Problem to solve = Read the listing and extract each line that includes the word "Revenus".

Data for this task =
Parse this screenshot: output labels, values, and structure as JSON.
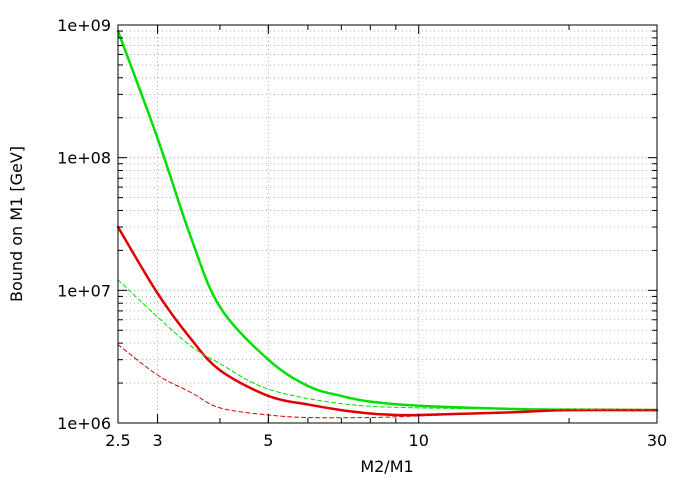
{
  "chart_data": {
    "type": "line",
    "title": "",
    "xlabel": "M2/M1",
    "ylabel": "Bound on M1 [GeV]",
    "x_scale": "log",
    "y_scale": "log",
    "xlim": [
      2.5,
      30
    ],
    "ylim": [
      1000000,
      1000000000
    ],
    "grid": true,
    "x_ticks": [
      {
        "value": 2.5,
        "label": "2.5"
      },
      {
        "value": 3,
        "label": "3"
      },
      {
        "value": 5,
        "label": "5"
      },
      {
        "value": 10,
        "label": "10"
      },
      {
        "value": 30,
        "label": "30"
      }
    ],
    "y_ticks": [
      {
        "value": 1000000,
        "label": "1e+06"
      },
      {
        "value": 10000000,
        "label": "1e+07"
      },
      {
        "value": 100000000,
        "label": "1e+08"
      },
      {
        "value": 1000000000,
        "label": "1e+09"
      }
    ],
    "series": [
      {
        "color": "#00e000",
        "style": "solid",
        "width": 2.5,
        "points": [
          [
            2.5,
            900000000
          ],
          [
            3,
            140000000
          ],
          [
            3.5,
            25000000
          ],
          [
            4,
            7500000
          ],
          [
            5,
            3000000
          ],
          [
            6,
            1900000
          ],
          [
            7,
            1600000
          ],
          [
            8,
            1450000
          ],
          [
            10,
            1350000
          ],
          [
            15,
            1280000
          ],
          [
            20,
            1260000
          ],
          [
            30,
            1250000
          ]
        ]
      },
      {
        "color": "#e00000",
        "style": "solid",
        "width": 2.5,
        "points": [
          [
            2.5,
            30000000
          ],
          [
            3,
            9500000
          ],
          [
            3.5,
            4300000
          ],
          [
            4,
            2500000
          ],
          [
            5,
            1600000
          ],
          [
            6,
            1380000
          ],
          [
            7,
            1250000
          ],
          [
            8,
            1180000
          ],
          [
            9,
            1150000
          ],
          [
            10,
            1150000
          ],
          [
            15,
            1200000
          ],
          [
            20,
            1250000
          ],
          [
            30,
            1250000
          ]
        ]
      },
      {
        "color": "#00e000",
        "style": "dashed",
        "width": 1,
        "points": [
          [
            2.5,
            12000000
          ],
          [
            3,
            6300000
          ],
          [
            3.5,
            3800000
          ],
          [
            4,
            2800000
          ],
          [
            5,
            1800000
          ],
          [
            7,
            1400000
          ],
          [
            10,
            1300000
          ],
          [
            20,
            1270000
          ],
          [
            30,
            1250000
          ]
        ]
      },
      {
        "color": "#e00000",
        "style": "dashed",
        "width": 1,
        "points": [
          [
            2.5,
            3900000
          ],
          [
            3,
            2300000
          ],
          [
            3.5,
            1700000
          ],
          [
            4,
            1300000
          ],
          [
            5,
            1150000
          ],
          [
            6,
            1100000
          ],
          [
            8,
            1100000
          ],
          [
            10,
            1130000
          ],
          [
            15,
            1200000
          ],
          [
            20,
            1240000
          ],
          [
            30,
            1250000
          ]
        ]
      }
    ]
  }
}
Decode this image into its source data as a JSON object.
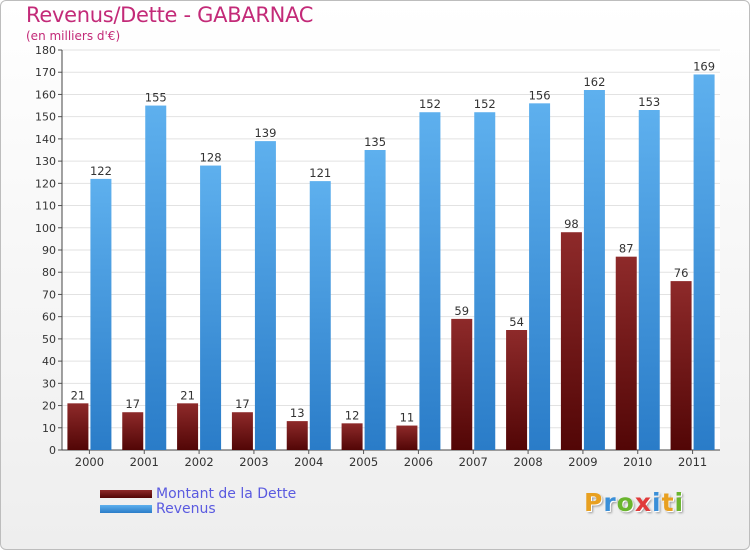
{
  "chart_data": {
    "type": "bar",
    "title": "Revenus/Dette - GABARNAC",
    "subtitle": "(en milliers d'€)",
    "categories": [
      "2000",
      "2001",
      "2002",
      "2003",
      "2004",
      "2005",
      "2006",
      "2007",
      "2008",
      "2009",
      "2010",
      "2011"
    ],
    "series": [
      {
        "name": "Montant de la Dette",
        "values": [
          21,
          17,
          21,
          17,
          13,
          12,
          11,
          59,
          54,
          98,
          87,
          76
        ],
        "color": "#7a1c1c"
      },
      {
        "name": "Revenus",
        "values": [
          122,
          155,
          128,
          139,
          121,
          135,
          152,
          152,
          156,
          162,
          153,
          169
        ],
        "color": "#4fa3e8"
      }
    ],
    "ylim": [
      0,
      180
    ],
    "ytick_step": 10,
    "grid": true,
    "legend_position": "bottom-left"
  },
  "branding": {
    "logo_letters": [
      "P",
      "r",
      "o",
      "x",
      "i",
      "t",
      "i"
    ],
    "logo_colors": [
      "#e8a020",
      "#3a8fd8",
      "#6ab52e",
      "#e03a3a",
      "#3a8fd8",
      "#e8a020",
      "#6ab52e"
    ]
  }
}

* * *

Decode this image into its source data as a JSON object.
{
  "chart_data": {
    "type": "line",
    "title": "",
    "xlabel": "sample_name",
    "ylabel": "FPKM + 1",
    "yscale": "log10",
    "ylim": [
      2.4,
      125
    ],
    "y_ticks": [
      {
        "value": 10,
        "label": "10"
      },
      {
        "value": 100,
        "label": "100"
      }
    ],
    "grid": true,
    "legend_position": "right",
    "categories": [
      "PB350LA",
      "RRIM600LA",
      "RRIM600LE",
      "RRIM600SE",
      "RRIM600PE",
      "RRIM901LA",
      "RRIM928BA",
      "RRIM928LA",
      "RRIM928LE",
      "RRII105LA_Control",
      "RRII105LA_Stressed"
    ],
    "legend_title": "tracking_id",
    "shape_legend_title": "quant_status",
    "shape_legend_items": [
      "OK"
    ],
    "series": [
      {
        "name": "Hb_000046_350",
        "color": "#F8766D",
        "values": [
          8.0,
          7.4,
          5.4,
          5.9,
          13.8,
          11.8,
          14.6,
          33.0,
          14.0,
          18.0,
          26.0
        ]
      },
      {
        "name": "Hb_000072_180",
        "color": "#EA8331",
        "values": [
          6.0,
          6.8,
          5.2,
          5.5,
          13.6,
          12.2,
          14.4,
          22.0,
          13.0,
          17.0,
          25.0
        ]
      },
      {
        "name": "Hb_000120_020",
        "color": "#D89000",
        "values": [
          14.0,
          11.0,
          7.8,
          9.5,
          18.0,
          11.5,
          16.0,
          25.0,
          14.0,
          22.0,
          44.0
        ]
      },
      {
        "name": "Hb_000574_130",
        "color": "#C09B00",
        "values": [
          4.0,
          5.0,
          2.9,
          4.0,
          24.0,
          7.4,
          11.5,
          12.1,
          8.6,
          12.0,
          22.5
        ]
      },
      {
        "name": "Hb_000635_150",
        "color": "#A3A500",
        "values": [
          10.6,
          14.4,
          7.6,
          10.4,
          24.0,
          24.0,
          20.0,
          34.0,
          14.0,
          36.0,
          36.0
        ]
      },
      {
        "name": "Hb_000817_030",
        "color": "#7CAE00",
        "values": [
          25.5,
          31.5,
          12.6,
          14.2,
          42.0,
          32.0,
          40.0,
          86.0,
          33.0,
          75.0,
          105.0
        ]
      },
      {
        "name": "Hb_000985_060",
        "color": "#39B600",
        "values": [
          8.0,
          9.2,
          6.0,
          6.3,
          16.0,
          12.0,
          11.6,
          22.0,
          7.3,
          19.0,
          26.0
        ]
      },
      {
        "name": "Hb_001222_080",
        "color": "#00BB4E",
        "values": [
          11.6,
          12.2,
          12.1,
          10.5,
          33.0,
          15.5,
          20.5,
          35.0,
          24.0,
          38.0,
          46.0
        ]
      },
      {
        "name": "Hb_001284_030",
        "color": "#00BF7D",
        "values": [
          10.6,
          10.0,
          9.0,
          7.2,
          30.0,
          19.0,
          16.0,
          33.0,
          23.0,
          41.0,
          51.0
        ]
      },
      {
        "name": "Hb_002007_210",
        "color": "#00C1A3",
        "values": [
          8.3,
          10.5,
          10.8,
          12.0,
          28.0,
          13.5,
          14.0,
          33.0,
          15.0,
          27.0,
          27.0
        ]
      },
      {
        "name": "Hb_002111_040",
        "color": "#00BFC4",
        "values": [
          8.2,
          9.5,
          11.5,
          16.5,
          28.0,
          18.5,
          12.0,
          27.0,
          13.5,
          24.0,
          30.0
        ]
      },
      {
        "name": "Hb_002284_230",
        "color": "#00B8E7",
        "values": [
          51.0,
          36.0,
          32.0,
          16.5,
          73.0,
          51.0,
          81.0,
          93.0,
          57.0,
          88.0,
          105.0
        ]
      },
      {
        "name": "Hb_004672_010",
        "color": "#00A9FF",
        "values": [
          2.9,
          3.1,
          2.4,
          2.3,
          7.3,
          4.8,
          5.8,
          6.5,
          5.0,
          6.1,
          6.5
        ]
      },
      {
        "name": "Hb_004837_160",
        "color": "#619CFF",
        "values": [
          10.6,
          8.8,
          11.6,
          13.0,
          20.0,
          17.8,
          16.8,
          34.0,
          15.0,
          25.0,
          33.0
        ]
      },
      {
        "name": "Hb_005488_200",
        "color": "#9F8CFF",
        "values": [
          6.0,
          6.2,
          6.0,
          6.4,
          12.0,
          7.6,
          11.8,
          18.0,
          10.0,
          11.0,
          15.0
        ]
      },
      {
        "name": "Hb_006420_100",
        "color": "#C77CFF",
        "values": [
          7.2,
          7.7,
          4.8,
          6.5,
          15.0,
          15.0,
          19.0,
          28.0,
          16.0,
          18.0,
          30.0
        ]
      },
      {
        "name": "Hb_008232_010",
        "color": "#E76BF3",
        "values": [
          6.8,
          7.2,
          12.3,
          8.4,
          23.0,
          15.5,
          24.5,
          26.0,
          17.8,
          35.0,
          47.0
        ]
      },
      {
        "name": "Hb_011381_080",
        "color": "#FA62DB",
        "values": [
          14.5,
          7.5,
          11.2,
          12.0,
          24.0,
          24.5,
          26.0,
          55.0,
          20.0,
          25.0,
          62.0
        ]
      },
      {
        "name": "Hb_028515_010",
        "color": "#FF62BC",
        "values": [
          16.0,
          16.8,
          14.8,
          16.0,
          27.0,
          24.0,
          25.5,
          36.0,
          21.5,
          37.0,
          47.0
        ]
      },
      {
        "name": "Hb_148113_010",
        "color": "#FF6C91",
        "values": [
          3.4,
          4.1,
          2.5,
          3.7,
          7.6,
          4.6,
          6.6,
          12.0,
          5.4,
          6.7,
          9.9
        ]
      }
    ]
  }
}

Final result =
    "title": "Revenus/Dette - GABARNAC",
        "name": "Revenus",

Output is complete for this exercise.